## Objective
Every line of the records below should be restated exactly.

:: Entries supplied ::

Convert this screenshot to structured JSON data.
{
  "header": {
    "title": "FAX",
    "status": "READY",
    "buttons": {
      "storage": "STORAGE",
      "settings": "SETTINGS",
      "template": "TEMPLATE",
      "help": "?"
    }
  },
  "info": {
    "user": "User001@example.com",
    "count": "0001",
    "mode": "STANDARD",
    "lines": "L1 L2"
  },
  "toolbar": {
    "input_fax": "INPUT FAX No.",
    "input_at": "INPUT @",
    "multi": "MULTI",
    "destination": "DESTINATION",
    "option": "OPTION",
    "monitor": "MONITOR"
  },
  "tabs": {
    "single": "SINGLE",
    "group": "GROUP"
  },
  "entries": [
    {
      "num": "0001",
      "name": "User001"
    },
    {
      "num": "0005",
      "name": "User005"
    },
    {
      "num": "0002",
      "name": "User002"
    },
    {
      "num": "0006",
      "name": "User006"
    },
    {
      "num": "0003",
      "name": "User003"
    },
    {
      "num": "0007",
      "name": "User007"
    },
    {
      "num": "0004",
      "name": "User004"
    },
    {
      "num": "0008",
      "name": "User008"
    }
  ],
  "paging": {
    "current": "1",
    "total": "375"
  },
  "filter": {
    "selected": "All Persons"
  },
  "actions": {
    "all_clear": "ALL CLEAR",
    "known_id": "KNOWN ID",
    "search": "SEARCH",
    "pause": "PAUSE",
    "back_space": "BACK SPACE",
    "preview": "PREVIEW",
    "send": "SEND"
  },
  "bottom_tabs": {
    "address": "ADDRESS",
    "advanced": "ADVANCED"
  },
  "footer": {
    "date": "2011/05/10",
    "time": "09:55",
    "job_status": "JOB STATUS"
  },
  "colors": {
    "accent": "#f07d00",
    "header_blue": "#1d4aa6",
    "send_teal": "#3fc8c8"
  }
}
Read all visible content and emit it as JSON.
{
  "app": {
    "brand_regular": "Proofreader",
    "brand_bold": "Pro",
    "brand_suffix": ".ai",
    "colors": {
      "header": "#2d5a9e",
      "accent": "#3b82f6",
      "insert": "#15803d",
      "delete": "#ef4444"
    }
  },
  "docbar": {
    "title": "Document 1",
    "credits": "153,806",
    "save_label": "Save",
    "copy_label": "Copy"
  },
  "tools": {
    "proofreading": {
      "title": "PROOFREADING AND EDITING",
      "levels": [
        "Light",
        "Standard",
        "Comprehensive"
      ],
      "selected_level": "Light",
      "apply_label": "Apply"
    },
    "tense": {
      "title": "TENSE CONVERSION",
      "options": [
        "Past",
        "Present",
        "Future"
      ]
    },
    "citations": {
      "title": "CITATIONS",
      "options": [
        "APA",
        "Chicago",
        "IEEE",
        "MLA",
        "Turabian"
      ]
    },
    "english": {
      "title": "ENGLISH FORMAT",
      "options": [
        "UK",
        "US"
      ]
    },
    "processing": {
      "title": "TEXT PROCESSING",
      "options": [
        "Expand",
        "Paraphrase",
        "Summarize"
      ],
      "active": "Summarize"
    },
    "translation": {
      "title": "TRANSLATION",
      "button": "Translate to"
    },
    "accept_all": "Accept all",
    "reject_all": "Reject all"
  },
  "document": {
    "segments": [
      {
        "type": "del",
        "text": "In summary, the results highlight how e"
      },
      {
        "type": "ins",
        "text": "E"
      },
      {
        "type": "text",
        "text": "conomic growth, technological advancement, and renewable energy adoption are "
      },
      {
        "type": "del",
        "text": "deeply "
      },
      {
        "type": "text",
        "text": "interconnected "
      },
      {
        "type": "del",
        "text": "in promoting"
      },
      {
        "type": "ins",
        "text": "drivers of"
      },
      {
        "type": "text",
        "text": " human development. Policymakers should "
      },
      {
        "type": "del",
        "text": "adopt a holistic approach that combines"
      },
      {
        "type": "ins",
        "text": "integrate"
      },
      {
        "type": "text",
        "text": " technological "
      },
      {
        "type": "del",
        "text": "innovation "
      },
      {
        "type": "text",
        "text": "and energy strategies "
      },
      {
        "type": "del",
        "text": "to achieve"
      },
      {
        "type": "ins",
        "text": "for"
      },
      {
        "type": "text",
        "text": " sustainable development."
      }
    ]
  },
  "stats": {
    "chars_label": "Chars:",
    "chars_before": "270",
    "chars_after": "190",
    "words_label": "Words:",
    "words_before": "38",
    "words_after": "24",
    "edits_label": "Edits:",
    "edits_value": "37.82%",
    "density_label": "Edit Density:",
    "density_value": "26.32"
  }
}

:::

## Solution
Convert this screenshot to structured JSON data.
{
  "header": {
    "title": "FAX",
    "status": "READY",
    "buttons": {
      "storage": "STORAGE",
      "settings": "SETTINGS",
      "template": "TEMPLATE",
      "help": "?"
    }
  },
  "info": {
    "user": "User001@example.com",
    "count": "0001",
    "mode": "STANDARD",
    "lines": "L1 L2"
  },
  "toolbar": {
    "input_fax": "INPUT FAX No.",
    "input_at": "INPUT @",
    "multi": "MULTI",
    "destination": "DESTINATION",
    "option": "OPTION",
    "monitor": "MONITOR"
  },
  "tabs": {
    "single": "SINGLE",
    "group": "GROUP"
  },
  "entries": [
    {
      "num": "0001",
      "name": "User001"
    },
    {
      "num": "0005",
      "name": "User005"
    },
    {
      "num": "0002",
      "name": "User002"
    },
    {
      "num": "0006",
      "name": "User006"
    },
    {
      "num": "0003",
      "name": "User003"
    },
    {
      "num": "0007",
      "name": "User007"
    },
    {
      "num": "0004",
      "name": "User004"
    },
    {
      "num": "0008",
      "name": "User008"
    }
  ],
  "paging": {
    "current": "1",
    "total": "375"
  },
  "filter": {
    "selected": "All Persons"
  },
  "actions": {
    "all_clear": "ALL CLEAR",
    "known_id": "KNOWN ID",
    "search": "SEARCH",
    "pause": "PAUSE",
    "back_space": "BACK SPACE",
    "preview": "PREVIEW",
    "send": "SEND"
  },
  "bottom_tabs": {
    "address": "ADDRESS",
    "advanced": "ADVANCED"
  },
  "footer": {
    "date": "2011/05/10",
    "time": "09:55",
    "job_status": "JOB STATUS"
  },
  "colors": {
    "accent": "#f07d00",
    "header_blue": "#1d4aa6",
    "send_teal": "#3fc8c8"
  }
}
Read all visible content and emit it as JSON.
{
  "app": {
    "brand_regular": "Proofreader",
    "brand_bold": "Pro",
    "brand_suffix": ".ai",
    "colors": {
      "header": "#2d5a9e",
      "accent": "#3b82f6",
      "insert": "#15803d",
      "delete": "#ef4444"
    }
  },
  "docbar": {
    "title": "Document 1",
    "credits": "153,806",
    "save_label": "Save",
    "copy_label": "Copy"
  },
  "tools": {
    "proofreading": {
      "title": "PROOFREADING AND EDITING",
      "levels": [
        "Light",
        "Standard",
        "Comprehensive"
      ],
      "selected_level": "Light",
      "apply_label": "Apply"
    },
    "tense": {
      "title": "TENSE CONVERSION",
      "options": [
        "Past",
        "Present",
        "Future"
      ]
    },
    "citations": {
      "title": "CITATIONS",
      "options": [
        "APA",
        "Chicago",
        "IEEE",
        "MLA",
        "Turabian"
      ]
    },
    "english": {
      "title": "ENGLISH FORMAT",
      "options": [
        "UK",
        "US"
      ]
    },
    "processing": {
      "title": "TEXT PROCESSING",
      "options": [
        "Expand",
        "Paraphrase",
        "Summarize"
      ],
      "active": "Summarize"
    },
    "translation": {
      "title": "TRANSLATION",
      "button": "Translate to"
    },
    "accept_all": "Accept all",
    "reject_all": "Reject all"
  },
  "document": {
    "segments": [
      {
        "type": "del",
        "text": "In summary, the results highlight how e"
      },
      {
        "type": "ins",
        "text": "E"
      },
      {
        "type": "text",
        "text": "conomic growth, technological advancement, and renewable energy adoption are "
      },
      {
        "type": "del",
        "text": "deeply "
      },
      {
        "type": "text",
        "text": "interconnected "
      },
      {
        "type": "del",
        "text": "in promoting"
      },
      {
        "type": "ins",
        "text": "drivers of"
      },
      {
        "type": "text",
        "text": " human development. Policymakers should "
      },
      {
        "type": "del",
        "text": "adopt a holistic approach that combines"
      },
      {
        "type": "ins",
        "text": "integrate"
      },
      {
        "type": "text",
        "text": " technological "
      },
      {
        "type": "del",
        "text": "innovation "
      },
      {
        "type": "text",
        "text": "and energy strategies "
      },
      {
        "type": "del",
        "text": "to achieve"
      },
      {
        "type": "ins",
        "text": "for"
      },
      {
        "type": "text",
        "text": " sustainable development."
      }
    ]
  },
  "stats": {
    "chars_label": "Chars:",
    "chars_before": "270",
    "chars_after": "190",
    "words_label": "Words:",
    "words_before": "38",
    "words_after": "24",
    "edits_label": "Edits:",
    "edits_value": "37.82%",
    "density_label": "Edit Density:",
    "density_value": "26.32"
  }
}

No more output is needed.